## PROBLEM STATEMENT
Rewrite each of the rows below, replacing "screenshot" with "image" and leaving everything else unchanged. Omit the pictures from your answer.

## EXERCISE INPUTS
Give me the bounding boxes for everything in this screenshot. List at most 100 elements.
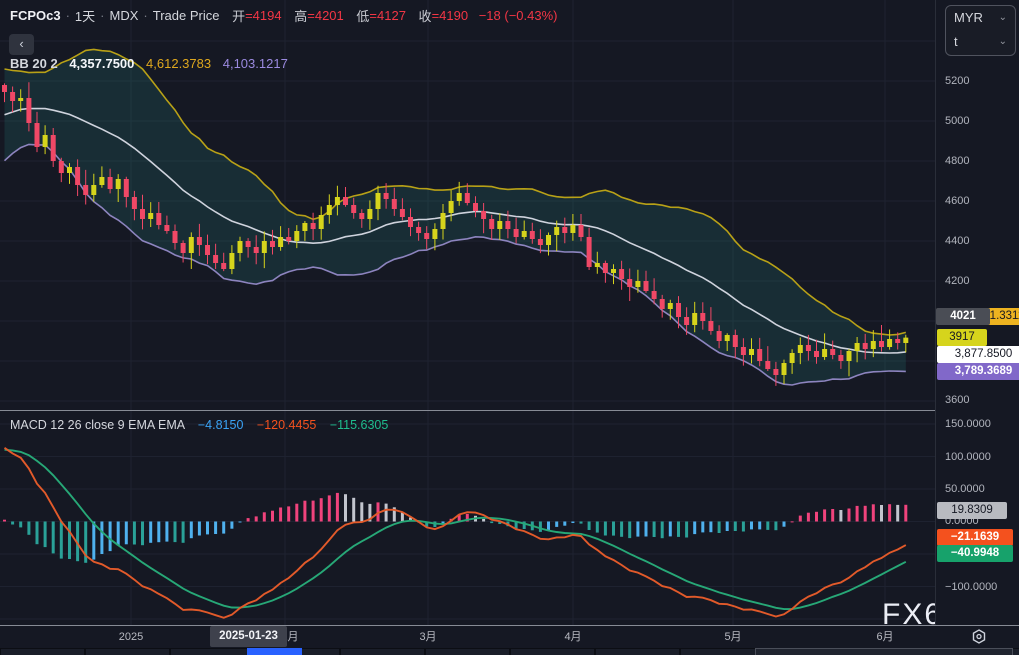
high-value: =4201 — [307, 8, 344, 23]
open-key: 开 — [232, 9, 245, 24]
macd-histogram-bar — [328, 495, 331, 521]
time-axis[interactable]: 20252月3月4月5月6月 — [0, 625, 1019, 649]
low-value: =4127 — [369, 8, 406, 23]
macd-histogram-bar — [68, 522, 71, 560]
axis-tick-label: 4600 — [945, 195, 969, 207]
macd-histogram-bar — [336, 493, 339, 522]
strip-cell[interactable] — [511, 649, 594, 655]
time-axis-label: 4月 — [564, 626, 581, 648]
macd-title: MACD 12 26 close 9 EMA EMA — [10, 418, 184, 432]
macd-hist-value: −4.8150 — [198, 418, 244, 432]
macd-histogram-bar — [214, 522, 217, 535]
macd-histogram-bar — [612, 522, 615, 536]
macd-indicator-legend[interactable]: MACD 12 26 close 9 EMA EMA −4.8150 −120.… — [10, 418, 388, 432]
macd-histogram-bar — [604, 522, 607, 536]
macd-histogram-bar — [109, 522, 112, 552]
strip-cell[interactable] — [1, 649, 84, 655]
macd-histogram-bar — [133, 522, 136, 545]
chevron-down-icon: ⌄ — [999, 6, 1007, 30]
chevron-down-icon: ⌄ — [999, 30, 1007, 54]
macd-histogram-bar — [141, 522, 144, 546]
bb-lower-price-label: 3,789.3689 — [937, 363, 1019, 380]
macd-histogram-bar — [588, 522, 591, 531]
time-axis-label: 3月 — [419, 626, 436, 648]
unit-dropdown[interactable]: t ⌄ — [946, 30, 1015, 54]
axis-tick-label: 5000 — [945, 115, 969, 127]
macd-chart-pane[interactable] — [0, 411, 935, 625]
macd-histogram-bar — [856, 506, 859, 522]
axis-tick-label: 4400 — [945, 235, 969, 247]
macd-histogram-bar — [904, 505, 907, 522]
chart-header: FCPOc3·1天·MDX·Trade Price 开=4194 高=4201 … — [10, 6, 557, 25]
strip-cell[interactable] — [171, 649, 254, 655]
strip-cell[interactable] — [341, 649, 424, 655]
macd-histogram-bar — [653, 522, 656, 538]
macd-histogram-bar — [165, 522, 168, 542]
macd-histogram-bar — [701, 522, 704, 533]
macd-histogram-bar — [596, 522, 599, 533]
macd-histogram-bar — [100, 522, 103, 555]
macd-histogram-bar — [303, 501, 306, 522]
trading-chart-app: 5200500048004600440042003600150.0000100.… — [0, 0, 1019, 655]
macd-histogram-bar — [385, 504, 388, 522]
macd-histogram-bar — [758, 522, 761, 530]
macd-line-value: −120.4455 — [257, 418, 316, 432]
macd-histogram-bar — [888, 504, 891, 521]
macd-histogram-bar — [263, 512, 266, 521]
macd-histogram-bar — [823, 509, 826, 521]
macd-histogram-bar — [580, 522, 583, 524]
macd-histogram-bar — [839, 510, 842, 522]
macd-histogram-bar — [831, 509, 834, 522]
macd-histogram-bar — [198, 522, 201, 536]
macd-histogram-bar — [555, 522, 558, 527]
macd-histogram-bar — [872, 504, 875, 521]
macd-histogram-bar — [52, 522, 55, 554]
macd-histogram-bar — [799, 516, 802, 522]
strip-cell[interactable] — [426, 649, 509, 655]
gear-icon[interactable] — [970, 628, 988, 646]
bb-upper-value: 4,612.3783 — [146, 56, 211, 71]
macd-histogram-bar — [312, 501, 315, 522]
currency-dropdown[interactable]: MYR ⌄ — [946, 6, 1015, 30]
macd-histogram-bar — [677, 522, 680, 537]
pane-divider[interactable] — [0, 410, 1019, 411]
strip-cell[interactable] — [681, 649, 764, 655]
symbol-title[interactable]: FCPOc3 — [10, 8, 61, 23]
back-button[interactable]: ‹ — [9, 34, 34, 55]
macd-histogram-bar — [783, 522, 786, 527]
macd-histogram-bar — [36, 522, 39, 545]
axis-tick-label: 100.0000 — [945, 451, 991, 463]
macd-line — [5, 448, 906, 618]
macd-histogram-bar — [271, 511, 274, 522]
macd-histogram-bar — [815, 512, 818, 522]
macd-histogram-bar — [628, 522, 631, 539]
macd-histogram-bar — [791, 521, 794, 522]
macd-histogram-bar — [92, 522, 95, 560]
date-tooltip: 2025-01-23 — [210, 626, 287, 647]
last-price-label: 3917 — [937, 329, 987, 346]
strip-cell[interactable] — [596, 649, 679, 655]
macd-histogram-bar — [287, 506, 290, 521]
macd-histogram-bar — [880, 505, 883, 522]
interval-label[interactable]: 1天 — [75, 9, 95, 24]
macd-histogram-bar — [19, 522, 22, 528]
axis-tick-label: 4800 — [945, 155, 969, 167]
bb-indicator-legend[interactable]: BB 20 2 4,357.7500 4,612.3783 4,103.1217 — [10, 56, 288, 71]
strip-cell[interactable] — [86, 649, 169, 655]
close-key: 收 — [419, 9, 432, 24]
macd-histogram-bar — [295, 504, 298, 522]
time-axis-label: 5月 — [724, 626, 741, 648]
macd-histogram-bar — [360, 502, 363, 521]
macd-histogram-bar — [807, 513, 810, 522]
macd-histogram-bar — [279, 508, 282, 522]
macd-histogram-bar — [230, 522, 233, 529]
macd-histogram-bar — [718, 522, 721, 534]
selected-range-cell[interactable] — [247, 648, 302, 655]
macd-histogram-bar — [896, 505, 899, 522]
macd-signal-value: −115.6305 — [330, 418, 389, 432]
macd-histogram-bar — [125, 522, 128, 545]
change-value: −18 (−0.43%) — [479, 8, 558, 23]
macd-histogram-bar — [11, 522, 14, 525]
macd-histogram-bar — [774, 522, 777, 531]
macd-histogram-bar — [157, 522, 160, 543]
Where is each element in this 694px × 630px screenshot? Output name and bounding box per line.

## FINISHED TASK
Give me the bounding boxes for everything in this image. List at most 100 elements.
high-value: =4201 — [307, 8, 344, 23]
open-key: 开 — [232, 9, 245, 24]
macd-histogram-bar — [328, 495, 331, 521]
time-axis[interactable]: 20252月3月4月5月6月 — [0, 625, 1019, 649]
low-value: =4127 — [369, 8, 406, 23]
macd-histogram-bar — [68, 522, 71, 560]
axis-tick-label: 4600 — [945, 195, 969, 207]
macd-histogram-bar — [336, 493, 339, 522]
strip-cell[interactable] — [511, 649, 594, 655]
time-axis-label: 4月 — [564, 626, 581, 648]
macd-title: MACD 12 26 close 9 EMA EMA — [10, 418, 184, 432]
macd-hist-value: −4.8150 — [198, 418, 244, 432]
macd-histogram-bar — [214, 522, 217, 535]
macd-histogram-bar — [612, 522, 615, 536]
macd-indicator-legend[interactable]: MACD 12 26 close 9 EMA EMA −4.8150 −120.… — [10, 418, 388, 432]
macd-histogram-bar — [604, 522, 607, 536]
macd-histogram-bar — [109, 522, 112, 552]
strip-cell[interactable] — [1, 649, 84, 655]
macd-histogram-bar — [133, 522, 136, 545]
chevron-down-icon: ⌄ — [999, 6, 1007, 30]
chevron-down-icon: ⌄ — [999, 30, 1007, 54]
macd-histogram-bar — [141, 522, 144, 546]
bb-lower-price-label: 3,789.3689 — [937, 363, 1019, 380]
macd-histogram-bar — [588, 522, 591, 531]
time-axis-label: 3月 — [419, 626, 436, 648]
unit-dropdown[interactable]: t ⌄ — [946, 30, 1015, 54]
axis-tick-label: 5000 — [945, 115, 969, 127]
macd-chart-pane[interactable] — [0, 411, 935, 625]
macd-histogram-bar — [856, 506, 859, 522]
axis-tick-label: 4400 — [945, 235, 969, 247]
macd-histogram-bar — [904, 505, 907, 522]
chart-header: FCPOc3·1天·MDX·Trade Price 开=4194 高=4201 … — [10, 6, 557, 25]
strip-cell[interactable] — [171, 649, 254, 655]
strip-cell[interactable] — [341, 649, 424, 655]
macd-histogram-bar — [653, 522, 656, 538]
macd-histogram-bar — [165, 522, 168, 542]
macd-histogram-bar — [701, 522, 704, 533]
macd-histogram-bar — [596, 522, 599, 533]
macd-histogram-bar — [100, 522, 103, 555]
macd-histogram-bar — [303, 501, 306, 522]
trading-chart-app: 5200500048004600440042003600150.0000100.… — [0, 0, 1019, 655]
macd-histogram-bar — [385, 504, 388, 522]
macd-histogram-bar — [758, 522, 761, 530]
macd-line-value: −120.4455 — [257, 418, 316, 432]
macd-histogram-bar — [888, 504, 891, 521]
macd-histogram-bar — [263, 512, 266, 521]
macd-histogram-bar — [823, 509, 826, 521]
macd-histogram-bar — [580, 522, 583, 524]
macd-histogram-bar — [839, 510, 842, 522]
macd-histogram-bar — [831, 509, 834, 522]
macd-histogram-bar — [198, 522, 201, 536]
macd-histogram-bar — [555, 522, 558, 527]
macd-histogram-bar — [872, 504, 875, 521]
macd-histogram-bar — [52, 522, 55, 554]
macd-histogram-bar — [799, 516, 802, 522]
strip-cell[interactable] — [426, 649, 509, 655]
gear-icon[interactable] — [970, 628, 988, 646]
bb-upper-value: 4,612.3783 — [146, 56, 211, 71]
macd-histogram-bar — [312, 501, 315, 522]
currency-dropdown[interactable]: MYR ⌄ — [946, 6, 1015, 30]
macd-histogram-bar — [677, 522, 680, 537]
pane-divider[interactable] — [0, 410, 1019, 411]
strip-cell[interactable] — [681, 649, 764, 655]
symbol-title[interactable]: FCPOc3 — [10, 8, 61, 23]
back-button[interactable]: ‹ — [9, 34, 34, 55]
macd-histogram-bar — [783, 522, 786, 527]
macd-histogram-bar — [36, 522, 39, 545]
axis-tick-label: 100.0000 — [945, 451, 991, 463]
macd-line — [5, 448, 906, 618]
macd-histogram-bar — [271, 511, 274, 522]
macd-histogram-bar — [815, 512, 818, 522]
macd-histogram-bar — [628, 522, 631, 539]
macd-histogram-bar — [791, 521, 794, 522]
macd-histogram-bar — [92, 522, 95, 560]
date-tooltip: 2025-01-23 — [210, 626, 287, 647]
last-price-label: 3917 — [937, 329, 987, 346]
strip-cell[interactable] — [596, 649, 679, 655]
macd-histogram-bar — [287, 506, 290, 521]
macd-histogram-bar — [880, 505, 883, 522]
interval-label[interactable]: 1天 — [75, 9, 95, 24]
macd-histogram-bar — [19, 522, 22, 528]
axis-tick-label: 4800 — [945, 155, 969, 167]
bb-indicator-legend[interactable]: BB 20 2 4,357.7500 4,612.3783 4,103.1217 — [10, 56, 288, 71]
strip-cell[interactable] — [86, 649, 169, 655]
close-key: 收 — [419, 9, 432, 24]
macd-histogram-bar — [295, 504, 298, 522]
time-axis-label: 5月 — [724, 626, 741, 648]
macd-histogram-bar — [360, 502, 363, 521]
macd-histogram-bar — [807, 513, 810, 522]
macd-histogram-bar — [279, 508, 282, 522]
macd-histogram-bar — [230, 522, 233, 529]
macd-histogram-bar — [718, 522, 721, 534]
selected-range-cell[interactable] — [247, 648, 302, 655]
macd-histogram-bar — [896, 505, 899, 522]
macd-signal-value: −115.6305 — [330, 418, 389, 432]
macd-histogram-bar — [125, 522, 128, 545]
change-value: −18 (−0.43%) — [479, 8, 558, 23]
macd-histogram-bar — [11, 522, 14, 525]
macd-histogram-bar — [774, 522, 777, 531]
macd-histogram-bar — [157, 522, 160, 543]
Where is each element in this 694px × 630px image? Output name and bounding box per line.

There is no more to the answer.